> _TASK TO COMPLETE_
Set the listing down again exactly, please, apart from its pictures.

> _LISTED RECORDS_

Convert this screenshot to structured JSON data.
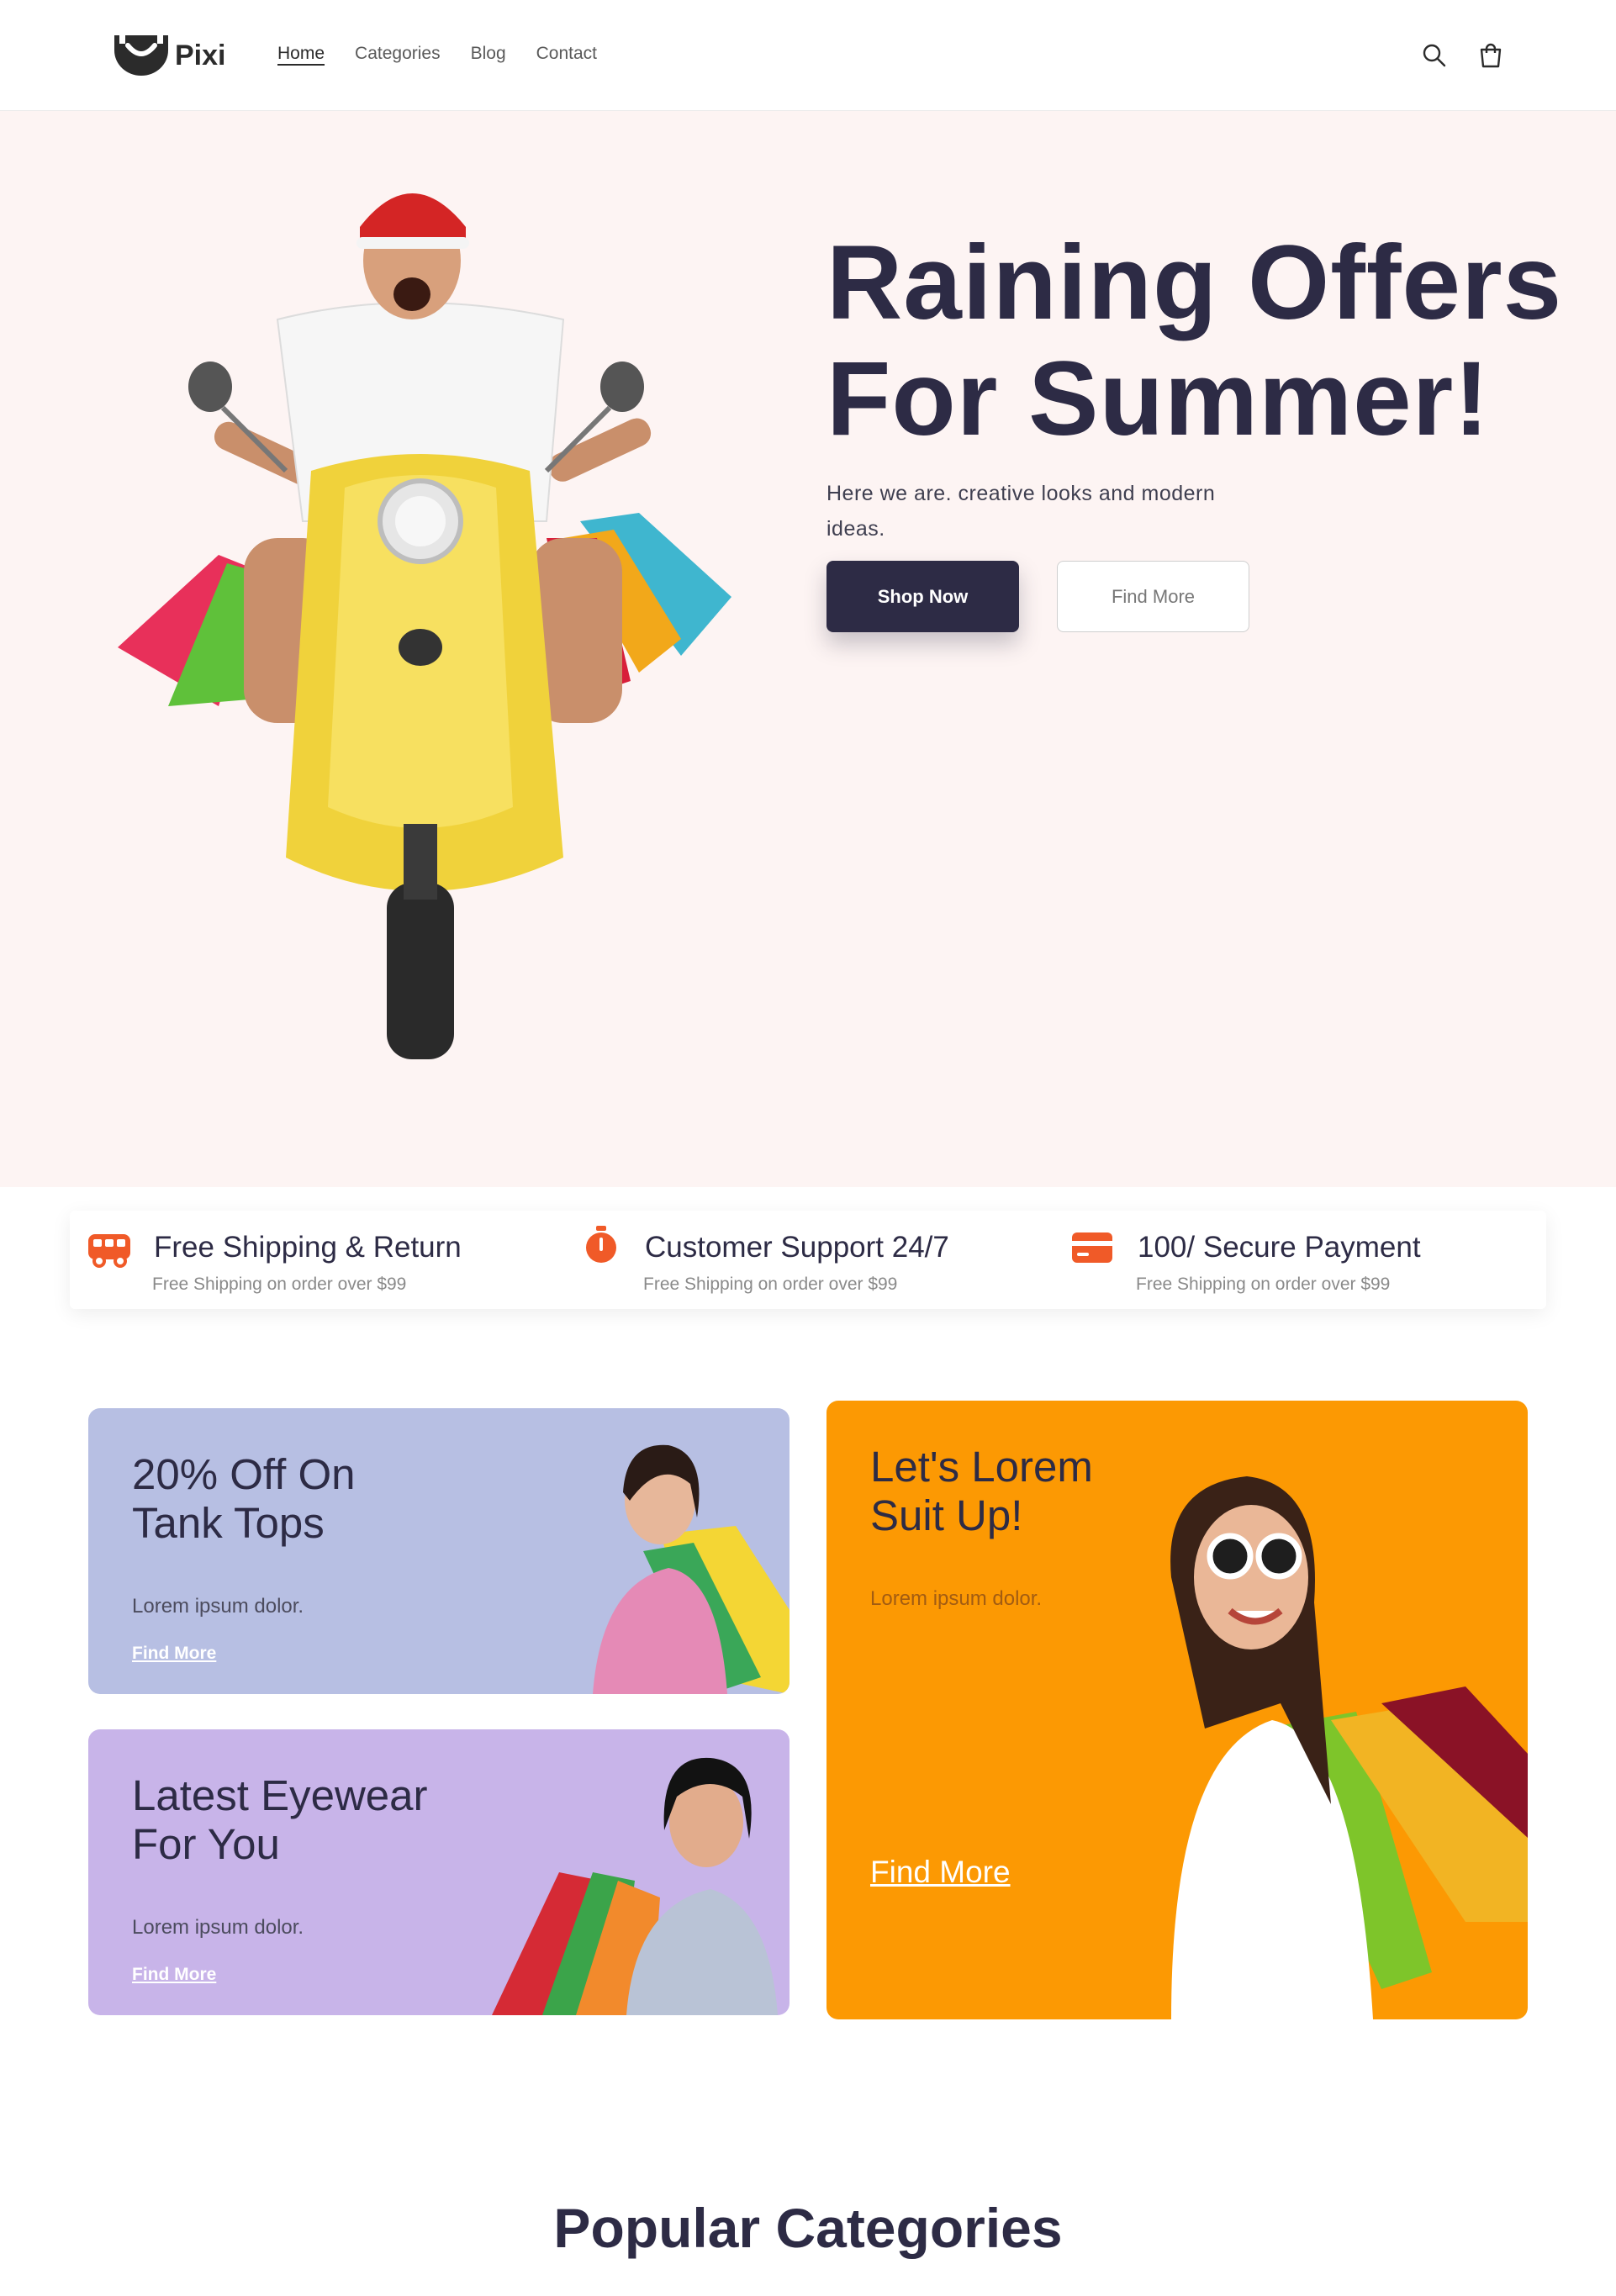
{
  "header": {
    "logo_text": "Pixi",
    "nav": [
      "Home",
      "Categories",
      "Blog",
      "Contact"
    ],
    "icons": [
      "search-icon",
      "cart-icon"
    ]
  },
  "hero": {
    "title_line1": "Raining Offers",
    "title_line2": "For Summer!",
    "subtitle": "Here we are. creative looks and modern ideas.",
    "primary_button": "Shop Now",
    "secondary_button": "Find More"
  },
  "features": [
    {
      "icon": "truck-icon",
      "title": "Free Shipping & Return",
      "subtitle": "Free Shipping on order over $99"
    },
    {
      "icon": "stopwatch-icon",
      "title": "Customer Support 24/7",
      "subtitle": "Free Shipping on order over $99"
    },
    {
      "icon": "credit-card-icon",
      "title": "100/ Secure Payment",
      "subtitle": "Free Shipping on order over $99"
    }
  ],
  "promos": {
    "tank_tops": {
      "title_line1": "20% Off On",
      "title_line2": "Tank Tops",
      "subtitle": "Lorem ipsum dolor.",
      "link": "Find More"
    },
    "eyewear": {
      "title_line1": "Latest Eyewear",
      "title_line2": "For You",
      "subtitle": "Lorem ipsum dolor.",
      "link": "Find More"
    },
    "suit_up": {
      "title_line1": "Let's Lorem",
      "title_line2": "Suit Up!",
      "subtitle": "Lorem ipsum dolor.",
      "link": "Find More"
    }
  },
  "popular_heading": "Popular Categories",
  "colors": {
    "brand_dark": "#2d2b45",
    "hero_bg": "#fdf4f3",
    "accent_orange": "#f05a28",
    "card_blue": "#b7bfe3",
    "card_purple": "#c8b4e9",
    "card_orange": "#fc9903"
  }
}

> _ANSWER_
Convert this screenshot to structured JSON data.
{
  "header": {
    "logo_text": "Pixi",
    "nav": [
      "Home",
      "Categories",
      "Blog",
      "Contact"
    ],
    "icons": [
      "search-icon",
      "cart-icon"
    ]
  },
  "hero": {
    "title_line1": "Raining Offers",
    "title_line2": "For Summer!",
    "subtitle": "Here we are. creative looks and modern ideas.",
    "primary_button": "Shop Now",
    "secondary_button": "Find More"
  },
  "features": [
    {
      "icon": "truck-icon",
      "title": "Free Shipping & Return",
      "subtitle": "Free Shipping on order over $99"
    },
    {
      "icon": "stopwatch-icon",
      "title": "Customer Support 24/7",
      "subtitle": "Free Shipping on order over $99"
    },
    {
      "icon": "credit-card-icon",
      "title": "100/ Secure Payment",
      "subtitle": "Free Shipping on order over $99"
    }
  ],
  "promos": {
    "tank_tops": {
      "title_line1": "20% Off On",
      "title_line2": "Tank Tops",
      "subtitle": "Lorem ipsum dolor.",
      "link": "Find More"
    },
    "eyewear": {
      "title_line1": "Latest Eyewear",
      "title_line2": "For You",
      "subtitle": "Lorem ipsum dolor.",
      "link": "Find More"
    },
    "suit_up": {
      "title_line1": "Let's Lorem",
      "title_line2": "Suit Up!",
      "subtitle": "Lorem ipsum dolor.",
      "link": "Find More"
    }
  },
  "popular_heading": "Popular Categories",
  "colors": {
    "brand_dark": "#2d2b45",
    "hero_bg": "#fdf4f3",
    "accent_orange": "#f05a28",
    "card_blue": "#b7bfe3",
    "card_purple": "#c8b4e9",
    "card_orange": "#fc9903"
  }
}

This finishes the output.